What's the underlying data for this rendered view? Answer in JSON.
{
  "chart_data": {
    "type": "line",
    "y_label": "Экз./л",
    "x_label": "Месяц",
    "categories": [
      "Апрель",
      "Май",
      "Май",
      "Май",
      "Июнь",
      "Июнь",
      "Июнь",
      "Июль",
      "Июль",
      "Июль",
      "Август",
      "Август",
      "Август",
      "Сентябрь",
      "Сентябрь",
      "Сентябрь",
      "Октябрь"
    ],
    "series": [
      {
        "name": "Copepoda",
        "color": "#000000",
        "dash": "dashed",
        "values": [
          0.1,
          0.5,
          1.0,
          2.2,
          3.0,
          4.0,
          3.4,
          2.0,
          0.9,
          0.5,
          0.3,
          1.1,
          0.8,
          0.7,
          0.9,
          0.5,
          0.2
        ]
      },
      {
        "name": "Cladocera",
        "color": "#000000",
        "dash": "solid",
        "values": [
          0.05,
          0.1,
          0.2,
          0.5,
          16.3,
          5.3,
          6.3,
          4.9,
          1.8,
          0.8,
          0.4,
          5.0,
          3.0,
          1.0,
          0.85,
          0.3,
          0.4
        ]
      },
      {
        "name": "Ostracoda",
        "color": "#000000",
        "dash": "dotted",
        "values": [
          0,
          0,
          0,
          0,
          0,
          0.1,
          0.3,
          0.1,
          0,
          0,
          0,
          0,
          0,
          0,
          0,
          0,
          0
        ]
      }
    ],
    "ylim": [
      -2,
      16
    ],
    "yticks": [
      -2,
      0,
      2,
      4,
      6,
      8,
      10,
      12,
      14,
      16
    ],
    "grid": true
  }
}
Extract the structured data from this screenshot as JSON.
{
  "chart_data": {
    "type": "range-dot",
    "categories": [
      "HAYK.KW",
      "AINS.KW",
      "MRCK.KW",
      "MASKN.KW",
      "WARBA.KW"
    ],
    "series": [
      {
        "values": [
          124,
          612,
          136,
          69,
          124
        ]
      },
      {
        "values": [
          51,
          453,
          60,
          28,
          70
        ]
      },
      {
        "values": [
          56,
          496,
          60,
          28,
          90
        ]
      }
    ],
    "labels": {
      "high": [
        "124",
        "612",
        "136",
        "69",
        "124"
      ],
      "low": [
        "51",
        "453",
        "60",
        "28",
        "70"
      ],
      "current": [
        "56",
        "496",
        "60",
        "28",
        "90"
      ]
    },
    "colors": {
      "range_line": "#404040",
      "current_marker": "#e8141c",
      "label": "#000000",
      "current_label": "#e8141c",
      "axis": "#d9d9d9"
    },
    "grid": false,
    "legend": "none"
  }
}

Work to complete:
Write out every entry above, word for word.

Response to the task:
What's the underlying data for this rendered view? Answer in JSON.
{
  "chart_data": {
    "type": "line",
    "y_label": "Экз./л",
    "x_label": "Месяц",
    "categories": [
      "Апрель",
      "Май",
      "Май",
      "Май",
      "Июнь",
      "Июнь",
      "Июнь",
      "Июль",
      "Июль",
      "Июль",
      "Август",
      "Август",
      "Август",
      "Сентябрь",
      "Сентябрь",
      "Сентябрь",
      "Октябрь"
    ],
    "series": [
      {
        "name": "Copepoda",
        "color": "#000000",
        "dash": "dashed",
        "values": [
          0.1,
          0.5,
          1.0,
          2.2,
          3.0,
          4.0,
          3.4,
          2.0,
          0.9,
          0.5,
          0.3,
          1.1,
          0.8,
          0.7,
          0.9,
          0.5,
          0.2
        ]
      },
      {
        "name": "Cladocera",
        "color": "#000000",
        "dash": "solid",
        "values": [
          0.05,
          0.1,
          0.2,
          0.5,
          16.3,
          5.3,
          6.3,
          4.9,
          1.8,
          0.8,
          0.4,
          5.0,
          3.0,
          1.0,
          0.85,
          0.3,
          0.4
        ]
      },
      {
        "name": "Ostracoda",
        "color": "#000000",
        "dash": "dotted",
        "values": [
          0,
          0,
          0,
          0,
          0,
          0.1,
          0.3,
          0.1,
          0,
          0,
          0,
          0,
          0,
          0,
          0,
          0,
          0
        ]
      }
    ],
    "ylim": [
      -2,
      16
    ],
    "yticks": [
      -2,
      0,
      2,
      4,
      6,
      8,
      10,
      12,
      14,
      16
    ],
    "grid": true
  }
}
Extract the structured data from this screenshot as JSON.
{
  "chart_data": {
    "type": "range-dot",
    "categories": [
      "HAYK.KW",
      "AINS.KW",
      "MRCK.KW",
      "MASKN.KW",
      "WARBA.KW"
    ],
    "series": [
      {
        "values": [
          124,
          612,
          136,
          69,
          124
        ]
      },
      {
        "values": [
          51,
          453,
          60,
          28,
          70
        ]
      },
      {
        "values": [
          56,
          496,
          60,
          28,
          90
        ]
      }
    ],
    "labels": {
      "high": [
        "124",
        "612",
        "136",
        "69",
        "124"
      ],
      "low": [
        "51",
        "453",
        "60",
        "28",
        "70"
      ],
      "current": [
        "56",
        "496",
        "60",
        "28",
        "90"
      ]
    },
    "colors": {
      "range_line": "#404040",
      "current_marker": "#e8141c",
      "label": "#000000",
      "current_label": "#e8141c",
      "axis": "#d9d9d9"
    },
    "grid": false,
    "legend": "none"
  }
}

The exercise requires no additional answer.